*Records supplied*
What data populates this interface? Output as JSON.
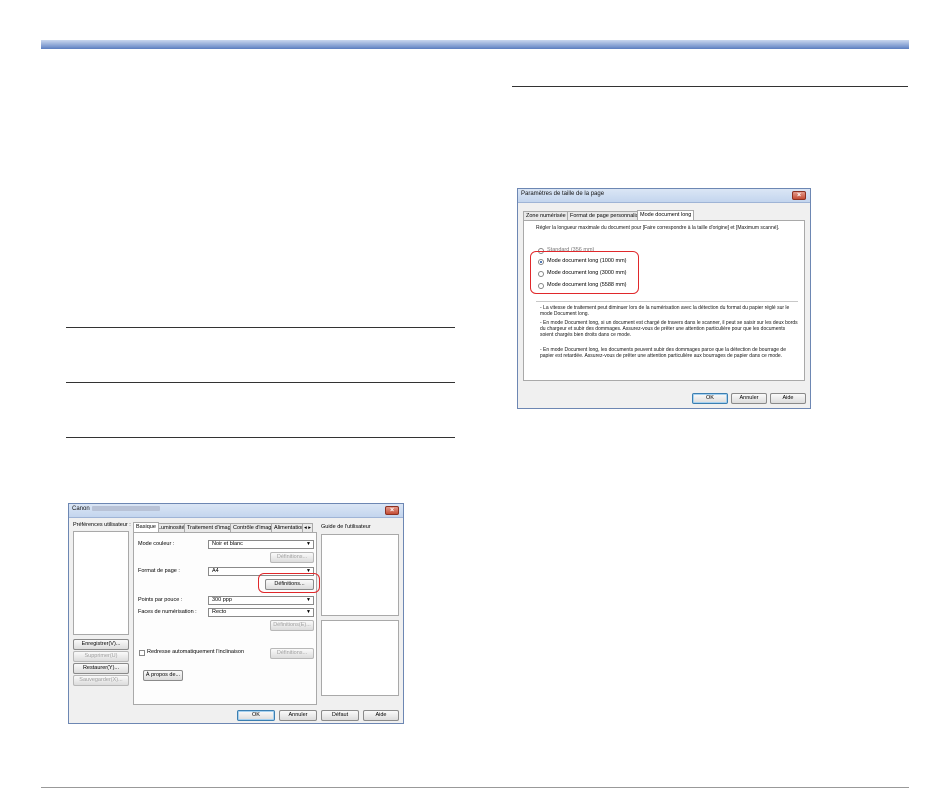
{
  "dialog_scanner": {
    "title_prefix": "Canon",
    "left": {
      "prefs_label": "Préférences utilisateur :",
      "save_button": "Enregistrer(V)...",
      "delete_button": "Supprimer(U)",
      "restore_button": "Restaurer(Y)...",
      "backup_button": "Sauvegarder(X)..."
    },
    "tabs": [
      "Basique",
      "Luminosité",
      "Traitement d'image",
      "Contrôle d'image",
      "Alimentation"
    ],
    "tab_scroll": "◂ ▸",
    "color_mode_label": "Mode couleur :",
    "color_mode_value": "Noir et blanc",
    "color_settings_button": "Définitions...",
    "page_size_label": "Format de page :",
    "page_size_value": "A4",
    "page_settings_button": "Définitions...",
    "dpi_label": "Points par pouce :",
    "dpi_value": "300 ppp",
    "scan_side_label": "Faces de numérisation :",
    "scan_side_value": "Recto",
    "scan_side_settings_button": "Définitions(E)...",
    "deskew_label": "Redresse automatiquement l'inclinaison",
    "deskew_settings_button": "Définitions...",
    "about_button": "À propos de...",
    "guide_label": "Guide de l'utilisateur",
    "ok_button": "OK",
    "cancel_button": "Annuler",
    "default_button": "Défaut",
    "help_button": "Aide"
  },
  "dialog_page_size": {
    "title": "Paramètres de taille de la page",
    "tabs": [
      "Zone numérisée",
      "Format de page personnalisé",
      "Mode document long"
    ],
    "description": "Régler la longueur maximale du document pour [Faire correspondre à la taille d'origine] et [Maximum scanné].",
    "options": [
      {
        "label": "Standard (356 mm)",
        "selected": false
      },
      {
        "label": "Mode document long (1000 mm)",
        "selected": true
      },
      {
        "label": "Mode document long (3000 mm)",
        "selected": false
      },
      {
        "label": "Mode document long (5588 mm)",
        "selected": false
      }
    ],
    "notes": [
      "- La vitesse de traitement peut diminuer lors de la numérisation avec la détection du format du papier réglé sur le mode Document long.",
      "- En mode Document long, si un document est chargé de travers dans le scanner, il peut se saisir sur les deux bords du chargeur et subir des dommages. Assurez-vous de prêter une attention particulière pour que les documents soient chargés bien droits dans ce mode.",
      "- En mode Document long, les documents peuvent subir des dommages parce que la détection de bourrage de papier est retardée. Assurez-vous de prêter une attention particulière aux bourrages de papier dans ce mode."
    ],
    "ok_button": "OK",
    "cancel_button": "Annuler",
    "help_button": "Aide"
  },
  "colors": {
    "highlight": "#e0282b",
    "header_bar": "#5a7cbf"
  }
}
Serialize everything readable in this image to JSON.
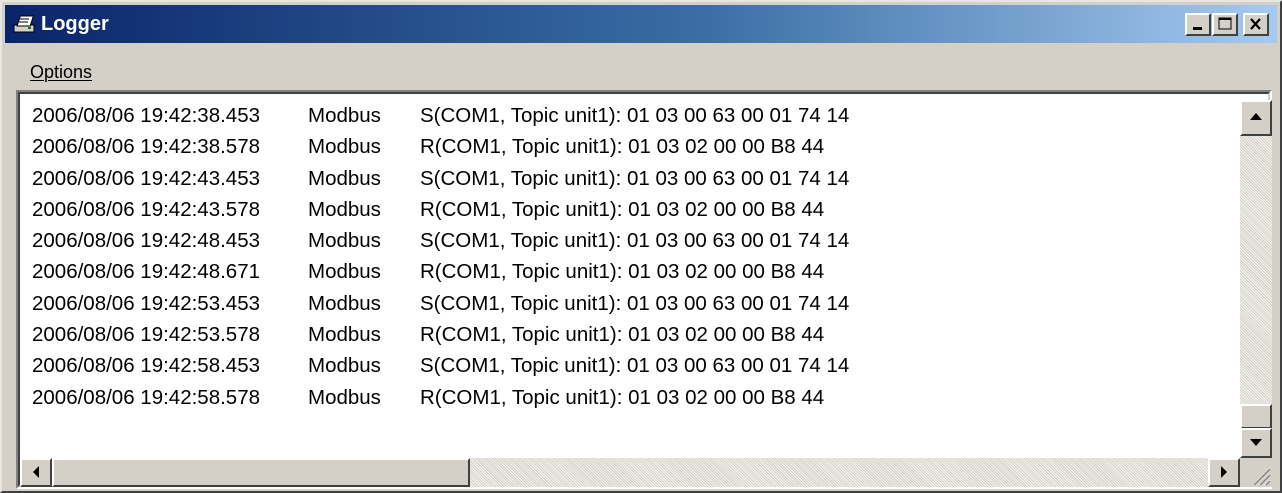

*Objective*
In the entries above, locate every line with the word "numérisation" and copy it.

*Exercise solution*
    "scan_side_label": "Faces de numérisation :",
      "- La vitesse de traitement peut diminuer lors de la numérisation avec la détection du format du papier réglé sur le mode Document long.",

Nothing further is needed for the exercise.